MATERIAL FOR THE TASK »
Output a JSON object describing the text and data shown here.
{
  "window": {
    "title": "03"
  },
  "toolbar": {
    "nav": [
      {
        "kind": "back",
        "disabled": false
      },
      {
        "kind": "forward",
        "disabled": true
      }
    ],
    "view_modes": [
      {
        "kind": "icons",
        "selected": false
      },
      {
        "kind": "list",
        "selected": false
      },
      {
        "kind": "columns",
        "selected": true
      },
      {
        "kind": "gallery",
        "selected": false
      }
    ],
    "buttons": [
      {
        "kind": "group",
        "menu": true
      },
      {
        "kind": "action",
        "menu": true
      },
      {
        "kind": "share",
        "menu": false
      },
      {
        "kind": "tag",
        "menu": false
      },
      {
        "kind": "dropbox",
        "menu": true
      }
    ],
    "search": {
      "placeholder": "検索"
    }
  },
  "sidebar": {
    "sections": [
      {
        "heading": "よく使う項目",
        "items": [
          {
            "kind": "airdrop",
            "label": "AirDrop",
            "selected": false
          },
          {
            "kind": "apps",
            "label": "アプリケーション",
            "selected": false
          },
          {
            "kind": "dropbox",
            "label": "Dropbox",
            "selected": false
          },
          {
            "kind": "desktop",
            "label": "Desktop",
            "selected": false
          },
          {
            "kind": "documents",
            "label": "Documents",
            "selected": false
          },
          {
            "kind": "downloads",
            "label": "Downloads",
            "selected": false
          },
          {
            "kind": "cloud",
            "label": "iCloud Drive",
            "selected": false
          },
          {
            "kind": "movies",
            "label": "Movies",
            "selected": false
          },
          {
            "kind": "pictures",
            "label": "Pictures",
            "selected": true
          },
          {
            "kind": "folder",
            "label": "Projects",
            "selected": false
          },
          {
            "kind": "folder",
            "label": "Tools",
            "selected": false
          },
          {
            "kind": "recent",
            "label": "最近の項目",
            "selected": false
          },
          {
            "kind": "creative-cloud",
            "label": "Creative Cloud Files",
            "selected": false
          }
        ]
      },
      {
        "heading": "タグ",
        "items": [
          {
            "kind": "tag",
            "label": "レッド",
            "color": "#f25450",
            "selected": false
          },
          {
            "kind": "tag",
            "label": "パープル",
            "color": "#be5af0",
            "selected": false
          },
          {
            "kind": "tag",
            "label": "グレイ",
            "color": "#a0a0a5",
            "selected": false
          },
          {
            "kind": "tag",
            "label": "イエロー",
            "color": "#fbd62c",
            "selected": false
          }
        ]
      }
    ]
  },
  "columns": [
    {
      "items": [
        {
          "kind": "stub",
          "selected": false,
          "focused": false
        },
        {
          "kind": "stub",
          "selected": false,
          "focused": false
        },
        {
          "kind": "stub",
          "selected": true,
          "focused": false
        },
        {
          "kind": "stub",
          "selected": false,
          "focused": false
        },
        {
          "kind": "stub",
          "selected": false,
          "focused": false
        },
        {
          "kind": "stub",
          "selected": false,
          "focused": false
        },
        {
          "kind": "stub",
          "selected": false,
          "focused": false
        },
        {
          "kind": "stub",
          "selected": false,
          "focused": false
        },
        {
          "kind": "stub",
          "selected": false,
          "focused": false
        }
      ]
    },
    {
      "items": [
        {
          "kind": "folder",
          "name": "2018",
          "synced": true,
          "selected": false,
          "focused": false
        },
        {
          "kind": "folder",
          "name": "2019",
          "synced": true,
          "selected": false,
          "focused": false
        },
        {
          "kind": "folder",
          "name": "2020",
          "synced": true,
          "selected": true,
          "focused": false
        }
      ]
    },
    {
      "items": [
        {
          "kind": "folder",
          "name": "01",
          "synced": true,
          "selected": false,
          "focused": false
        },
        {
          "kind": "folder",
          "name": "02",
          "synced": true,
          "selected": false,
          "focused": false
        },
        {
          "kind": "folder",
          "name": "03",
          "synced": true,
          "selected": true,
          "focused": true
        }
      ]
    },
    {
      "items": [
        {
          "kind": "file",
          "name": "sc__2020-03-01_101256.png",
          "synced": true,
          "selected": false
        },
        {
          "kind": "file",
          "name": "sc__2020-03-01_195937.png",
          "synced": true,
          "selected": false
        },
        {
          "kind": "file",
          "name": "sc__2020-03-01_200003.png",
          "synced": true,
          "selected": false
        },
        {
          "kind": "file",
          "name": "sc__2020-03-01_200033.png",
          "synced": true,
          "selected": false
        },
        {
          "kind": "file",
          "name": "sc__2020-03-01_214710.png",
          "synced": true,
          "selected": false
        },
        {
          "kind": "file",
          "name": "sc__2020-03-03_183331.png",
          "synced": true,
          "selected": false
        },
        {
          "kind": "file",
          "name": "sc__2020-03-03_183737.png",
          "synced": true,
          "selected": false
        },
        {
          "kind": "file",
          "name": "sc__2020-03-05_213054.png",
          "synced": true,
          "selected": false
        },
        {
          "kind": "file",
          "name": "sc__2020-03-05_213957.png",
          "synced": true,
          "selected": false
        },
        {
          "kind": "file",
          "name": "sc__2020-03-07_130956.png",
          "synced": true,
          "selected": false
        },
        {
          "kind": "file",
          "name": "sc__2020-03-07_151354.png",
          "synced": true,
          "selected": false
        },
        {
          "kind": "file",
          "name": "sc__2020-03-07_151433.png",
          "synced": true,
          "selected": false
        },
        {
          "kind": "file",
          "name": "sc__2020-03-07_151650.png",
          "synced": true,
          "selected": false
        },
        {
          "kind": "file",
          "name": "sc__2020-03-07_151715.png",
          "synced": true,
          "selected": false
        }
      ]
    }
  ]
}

WRITTEN INSTRUCTION »
Repeat every line of the data, exactly and in full.

RESULT BELOW »
Output a JSON object describing the text and data shown here.
{
  "window": {
    "title": "03"
  },
  "toolbar": {
    "nav": [
      {
        "kind": "back",
        "disabled": false
      },
      {
        "kind": "forward",
        "disabled": true
      }
    ],
    "view_modes": [
      {
        "kind": "icons",
        "selected": false
      },
      {
        "kind": "list",
        "selected": false
      },
      {
        "kind": "columns",
        "selected": true
      },
      {
        "kind": "gallery",
        "selected": false
      }
    ],
    "buttons": [
      {
        "kind": "group",
        "menu": true
      },
      {
        "kind": "action",
        "menu": true
      },
      {
        "kind": "share",
        "menu": false
      },
      {
        "kind": "tag",
        "menu": false
      },
      {
        "kind": "dropbox",
        "menu": true
      }
    ],
    "search": {
      "placeholder": "検索"
    }
  },
  "sidebar": {
    "sections": [
      {
        "heading": "よく使う項目",
        "items": [
          {
            "kind": "airdrop",
            "label": "AirDrop",
            "selected": false
          },
          {
            "kind": "apps",
            "label": "アプリケーション",
            "selected": false
          },
          {
            "kind": "dropbox",
            "label": "Dropbox",
            "selected": false
          },
          {
            "kind": "desktop",
            "label": "Desktop",
            "selected": false
          },
          {
            "kind": "documents",
            "label": "Documents",
            "selected": false
          },
          {
            "kind": "downloads",
            "label": "Downloads",
            "selected": false
          },
          {
            "kind": "cloud",
            "label": "iCloud Drive",
            "selected": false
          },
          {
            "kind": "movies",
            "label": "Movies",
            "selected": false
          },
          {
            "kind": "pictures",
            "label": "Pictures",
            "selected": true
          },
          {
            "kind": "folder",
            "label": "Projects",
            "selected": false
          },
          {
            "kind": "folder",
            "label": "Tools",
            "selected": false
          },
          {
            "kind": "recent",
            "label": "最近の項目",
            "selected": false
          },
          {
            "kind": "creative-cloud",
            "label": "Creative Cloud Files",
            "selected": false
          }
        ]
      },
      {
        "heading": "タグ",
        "items": [
          {
            "kind": "tag",
            "label": "レッド",
            "color": "#f25450",
            "selected": false
          },
          {
            "kind": "tag",
            "label": "パープル",
            "color": "#be5af0",
            "selected": false
          },
          {
            "kind": "tag",
            "label": "グレイ",
            "color": "#a0a0a5",
            "selected": false
          },
          {
            "kind": "tag",
            "label": "イエロー",
            "color": "#fbd62c",
            "selected": false
          }
        ]
      }
    ]
  },
  "columns": [
    {
      "items": [
        {
          "kind": "stub",
          "selected": false,
          "focused": false
        },
        {
          "kind": "stub",
          "selected": false,
          "focused": false
        },
        {
          "kind": "stub",
          "selected": true,
          "focused": false
        },
        {
          "kind": "stub",
          "selected": false,
          "focused": false
        },
        {
          "kind": "stub",
          "selected": false,
          "focused": false
        },
        {
          "kind": "stub",
          "selected": false,
          "focused": false
        },
        {
          "kind": "stub",
          "selected": false,
          "focused": false
        },
        {
          "kind": "stub",
          "selected": false,
          "focused": false
        },
        {
          "kind": "stub",
          "selected": false,
          "focused": false
        }
      ]
    },
    {
      "items": [
        {
          "kind": "folder",
          "name": "2018",
          "synced": true,
          "selected": false,
          "focused": false
        },
        {
          "kind": "folder",
          "name": "2019",
          "synced": true,
          "selected": false,
          "focused": false
        },
        {
          "kind": "folder",
          "name": "2020",
          "synced": true,
          "selected": true,
          "focused": false
        }
      ]
    },
    {
      "items": [
        {
          "kind": "folder",
          "name": "01",
          "synced": true,
          "selected": false,
          "focused": false
        },
        {
          "kind": "folder",
          "name": "02",
          "synced": true,
          "selected": false,
          "focused": false
        },
        {
          "kind": "folder",
          "name": "03",
          "synced": true,
          "selected": true,
          "focused": true
        }
      ]
    },
    {
      "items": [
        {
          "kind": "file",
          "name": "sc__2020-03-01_101256.png",
          "synced": true,
          "selected": false
        },
        {
          "kind": "file",
          "name": "sc__2020-03-01_195937.png",
          "synced": true,
          "selected": false
        },
        {
          "kind": "file",
          "name": "sc__2020-03-01_200003.png",
          "synced": true,
          "selected": false
        },
        {
          "kind": "file",
          "name": "sc__2020-03-01_200033.png",
          "synced": true,
          "selected": false
        },
        {
          "kind": "file",
          "name": "sc__2020-03-01_214710.png",
          "synced": true,
          "selected": false
        },
        {
          "kind": "file",
          "name": "sc__2020-03-03_183331.png",
          "synced": true,
          "selected": false
        },
        {
          "kind": "file",
          "name": "sc__2020-03-03_183737.png",
          "synced": true,
          "selected": false
        },
        {
          "kind": "file",
          "name": "sc__2020-03-05_213054.png",
          "synced": true,
          "selected": false
        },
        {
          "kind": "file",
          "name": "sc__2020-03-05_213957.png",
          "synced": true,
          "selected": false
        },
        {
          "kind": "file",
          "name": "sc__2020-03-07_130956.png",
          "synced": true,
          "selected": false
        },
        {
          "kind": "file",
          "name": "sc__2020-03-07_151354.png",
          "synced": true,
          "selected": false
        },
        {
          "kind": "file",
          "name": "sc__2020-03-07_151433.png",
          "synced": true,
          "selected": false
        },
        {
          "kind": "file",
          "name": "sc__2020-03-07_151650.png",
          "synced": true,
          "selected": false
        },
        {
          "kind": "file",
          "name": "sc__2020-03-07_151715.png",
          "synced": true,
          "selected": false
        }
      ]
    }
  ]
}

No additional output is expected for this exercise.